** Begin **

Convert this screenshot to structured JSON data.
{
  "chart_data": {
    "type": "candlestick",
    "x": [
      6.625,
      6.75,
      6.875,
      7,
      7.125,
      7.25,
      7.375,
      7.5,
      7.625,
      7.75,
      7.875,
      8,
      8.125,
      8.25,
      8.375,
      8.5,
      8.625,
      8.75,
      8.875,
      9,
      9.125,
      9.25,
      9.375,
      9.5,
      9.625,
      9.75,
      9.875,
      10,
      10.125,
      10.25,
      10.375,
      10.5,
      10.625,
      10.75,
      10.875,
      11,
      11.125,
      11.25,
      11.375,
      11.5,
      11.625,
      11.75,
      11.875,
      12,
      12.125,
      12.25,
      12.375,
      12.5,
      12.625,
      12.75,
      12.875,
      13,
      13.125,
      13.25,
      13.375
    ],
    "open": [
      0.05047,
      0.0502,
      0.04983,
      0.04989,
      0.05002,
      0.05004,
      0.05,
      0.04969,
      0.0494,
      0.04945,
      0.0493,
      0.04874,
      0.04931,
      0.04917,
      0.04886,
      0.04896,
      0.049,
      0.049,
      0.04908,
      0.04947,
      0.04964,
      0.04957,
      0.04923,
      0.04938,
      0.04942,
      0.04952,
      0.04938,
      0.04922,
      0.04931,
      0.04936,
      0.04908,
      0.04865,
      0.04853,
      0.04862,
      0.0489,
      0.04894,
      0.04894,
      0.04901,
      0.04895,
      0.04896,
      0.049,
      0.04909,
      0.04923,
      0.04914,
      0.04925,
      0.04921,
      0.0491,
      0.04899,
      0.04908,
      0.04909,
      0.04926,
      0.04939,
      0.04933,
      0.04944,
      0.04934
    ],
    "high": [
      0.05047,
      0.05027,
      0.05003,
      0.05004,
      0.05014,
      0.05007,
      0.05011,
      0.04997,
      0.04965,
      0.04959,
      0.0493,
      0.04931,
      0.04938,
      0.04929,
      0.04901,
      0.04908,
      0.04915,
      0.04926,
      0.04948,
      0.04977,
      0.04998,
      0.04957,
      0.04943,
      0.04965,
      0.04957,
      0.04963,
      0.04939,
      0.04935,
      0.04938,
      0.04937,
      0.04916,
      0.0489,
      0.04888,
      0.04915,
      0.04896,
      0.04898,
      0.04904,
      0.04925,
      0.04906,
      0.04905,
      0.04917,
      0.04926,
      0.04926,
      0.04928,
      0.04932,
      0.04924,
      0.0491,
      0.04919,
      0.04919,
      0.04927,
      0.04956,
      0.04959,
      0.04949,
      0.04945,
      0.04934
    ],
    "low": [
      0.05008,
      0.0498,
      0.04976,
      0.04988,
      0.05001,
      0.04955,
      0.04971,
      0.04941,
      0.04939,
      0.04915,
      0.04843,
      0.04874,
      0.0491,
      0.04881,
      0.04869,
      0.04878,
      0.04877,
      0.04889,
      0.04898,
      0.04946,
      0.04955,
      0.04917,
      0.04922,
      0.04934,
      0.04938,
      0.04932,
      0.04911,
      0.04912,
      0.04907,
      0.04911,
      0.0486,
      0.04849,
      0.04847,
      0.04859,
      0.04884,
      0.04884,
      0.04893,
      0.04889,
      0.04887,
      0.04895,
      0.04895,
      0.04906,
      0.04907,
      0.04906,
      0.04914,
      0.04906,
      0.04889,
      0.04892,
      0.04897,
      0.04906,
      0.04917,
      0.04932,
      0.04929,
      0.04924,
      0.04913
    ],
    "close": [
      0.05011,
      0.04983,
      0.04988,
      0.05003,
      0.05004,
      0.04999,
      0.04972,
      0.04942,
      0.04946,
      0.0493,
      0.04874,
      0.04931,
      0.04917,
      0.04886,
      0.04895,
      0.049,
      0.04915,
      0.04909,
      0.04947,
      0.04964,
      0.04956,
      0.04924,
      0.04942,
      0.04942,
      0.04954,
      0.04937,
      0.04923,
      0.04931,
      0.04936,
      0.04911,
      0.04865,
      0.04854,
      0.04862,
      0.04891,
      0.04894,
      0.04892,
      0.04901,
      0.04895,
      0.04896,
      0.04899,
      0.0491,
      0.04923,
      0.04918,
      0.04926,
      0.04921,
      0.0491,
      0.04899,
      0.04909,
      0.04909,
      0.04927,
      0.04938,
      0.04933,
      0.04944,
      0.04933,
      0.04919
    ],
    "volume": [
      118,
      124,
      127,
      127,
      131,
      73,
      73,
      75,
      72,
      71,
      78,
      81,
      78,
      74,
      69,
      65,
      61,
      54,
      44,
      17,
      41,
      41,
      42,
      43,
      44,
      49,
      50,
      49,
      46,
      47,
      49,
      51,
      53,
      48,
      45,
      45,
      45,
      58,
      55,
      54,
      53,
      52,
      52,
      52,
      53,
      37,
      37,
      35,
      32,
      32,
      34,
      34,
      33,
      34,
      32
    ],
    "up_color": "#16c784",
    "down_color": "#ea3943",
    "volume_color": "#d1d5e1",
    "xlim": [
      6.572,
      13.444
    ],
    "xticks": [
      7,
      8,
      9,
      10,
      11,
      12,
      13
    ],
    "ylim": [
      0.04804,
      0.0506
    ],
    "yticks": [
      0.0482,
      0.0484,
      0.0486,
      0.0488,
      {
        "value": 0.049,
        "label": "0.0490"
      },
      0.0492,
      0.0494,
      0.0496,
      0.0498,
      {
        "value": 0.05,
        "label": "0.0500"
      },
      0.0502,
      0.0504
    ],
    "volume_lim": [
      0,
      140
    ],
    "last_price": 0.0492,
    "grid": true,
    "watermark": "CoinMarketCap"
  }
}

** End **

Problem description:
Copy out all of the records shown above exactly.

Correct result:
Convert this screenshot to structured JSON data.
{
  "chart_data": {
    "type": "candlestick",
    "x": [
      6.625,
      6.75,
      6.875,
      7,
      7.125,
      7.25,
      7.375,
      7.5,
      7.625,
      7.75,
      7.875,
      8,
      8.125,
      8.25,
      8.375,
      8.5,
      8.625,
      8.75,
      8.875,
      9,
      9.125,
      9.25,
      9.375,
      9.5,
      9.625,
      9.75,
      9.875,
      10,
      10.125,
      10.25,
      10.375,
      10.5,
      10.625,
      10.75,
      10.875,
      11,
      11.125,
      11.25,
      11.375,
      11.5,
      11.625,
      11.75,
      11.875,
      12,
      12.125,
      12.25,
      12.375,
      12.5,
      12.625,
      12.75,
      12.875,
      13,
      13.125,
      13.25,
      13.375
    ],
    "open": [
      0.05047,
      0.0502,
      0.04983,
      0.04989,
      0.05002,
      0.05004,
      0.05,
      0.04969,
      0.0494,
      0.04945,
      0.0493,
      0.04874,
      0.04931,
      0.04917,
      0.04886,
      0.04896,
      0.049,
      0.049,
      0.04908,
      0.04947,
      0.04964,
      0.04957,
      0.04923,
      0.04938,
      0.04942,
      0.04952,
      0.04938,
      0.04922,
      0.04931,
      0.04936,
      0.04908,
      0.04865,
      0.04853,
      0.04862,
      0.0489,
      0.04894,
      0.04894,
      0.04901,
      0.04895,
      0.04896,
      0.049,
      0.04909,
      0.04923,
      0.04914,
      0.04925,
      0.04921,
      0.0491,
      0.04899,
      0.04908,
      0.04909,
      0.04926,
      0.04939,
      0.04933,
      0.04944,
      0.04934
    ],
    "high": [
      0.05047,
      0.05027,
      0.05003,
      0.05004,
      0.05014,
      0.05007,
      0.05011,
      0.04997,
      0.04965,
      0.04959,
      0.0493,
      0.04931,
      0.04938,
      0.04929,
      0.04901,
      0.04908,
      0.04915,
      0.04926,
      0.04948,
      0.04977,
      0.04998,
      0.04957,
      0.04943,
      0.04965,
      0.04957,
      0.04963,
      0.04939,
      0.04935,
      0.04938,
      0.04937,
      0.04916,
      0.0489,
      0.04888,
      0.04915,
      0.04896,
      0.04898,
      0.04904,
      0.04925,
      0.04906,
      0.04905,
      0.04917,
      0.04926,
      0.04926,
      0.04928,
      0.04932,
      0.04924,
      0.0491,
      0.04919,
      0.04919,
      0.04927,
      0.04956,
      0.04959,
      0.04949,
      0.04945,
      0.04934
    ],
    "low": [
      0.05008,
      0.0498,
      0.04976,
      0.04988,
      0.05001,
      0.04955,
      0.04971,
      0.04941,
      0.04939,
      0.04915,
      0.04843,
      0.04874,
      0.0491,
      0.04881,
      0.04869,
      0.04878,
      0.04877,
      0.04889,
      0.04898,
      0.04946,
      0.04955,
      0.04917,
      0.04922,
      0.04934,
      0.04938,
      0.04932,
      0.04911,
      0.04912,
      0.04907,
      0.04911,
      0.0486,
      0.04849,
      0.04847,
      0.04859,
      0.04884,
      0.04884,
      0.04893,
      0.04889,
      0.04887,
      0.04895,
      0.04895,
      0.04906,
      0.04907,
      0.04906,
      0.04914,
      0.04906,
      0.04889,
      0.04892,
      0.04897,
      0.04906,
      0.04917,
      0.04932,
      0.04929,
      0.04924,
      0.04913
    ],
    "close": [
      0.05011,
      0.04983,
      0.04988,
      0.05003,
      0.05004,
      0.04999,
      0.04972,
      0.04942,
      0.04946,
      0.0493,
      0.04874,
      0.04931,
      0.04917,
      0.04886,
      0.04895,
      0.049,
      0.04915,
      0.04909,
      0.04947,
      0.04964,
      0.04956,
      0.04924,
      0.04942,
      0.04942,
      0.04954,
      0.04937,
      0.04923,
      0.04931,
      0.04936,
      0.04911,
      0.04865,
      0.04854,
      0.04862,
      0.04891,
      0.04894,
      0.04892,
      0.04901,
      0.04895,
      0.04896,
      0.04899,
      0.0491,
      0.04923,
      0.04918,
      0.04926,
      0.04921,
      0.0491,
      0.04899,
      0.04909,
      0.04909,
      0.04927,
      0.04938,
      0.04933,
      0.04944,
      0.04933,
      0.04919
    ],
    "volume": [
      118,
      124,
      127,
      127,
      131,
      73,
      73,
      75,
      72,
      71,
      78,
      81,
      78,
      74,
      69,
      65,
      61,
      54,
      44,
      17,
      41,
      41,
      42,
      43,
      44,
      49,
      50,
      49,
      46,
      47,
      49,
      51,
      53,
      48,
      45,
      45,
      45,
      58,
      55,
      54,
      53,
      52,
      52,
      52,
      53,
      37,
      37,
      35,
      32,
      32,
      34,
      34,
      33,
      34,
      32
    ],
    "up_color": "#16c784",
    "down_color": "#ea3943",
    "volume_color": "#d1d5e1",
    "xlim": [
      6.572,
      13.444
    ],
    "xticks": [
      7,
      8,
      9,
      10,
      11,
      12,
      13
    ],
    "ylim": [
      0.04804,
      0.0506
    ],
    "yticks": [
      0.0482,
      0.0484,
      0.0486,
      0.0488,
      {
        "value": 0.049,
        "label": "0.0490"
      },
      0.0492,
      0.0494,
      0.0496,
      0.0498,
      {
        "value": 0.05,
        "label": "0.0500"
      },
      0.0502,
      0.0504
    ],
    "volume_lim": [
      0,
      140
    ],
    "last_price": 0.0492,
    "grid": true,
    "watermark": "CoinMarketCap"
  }
}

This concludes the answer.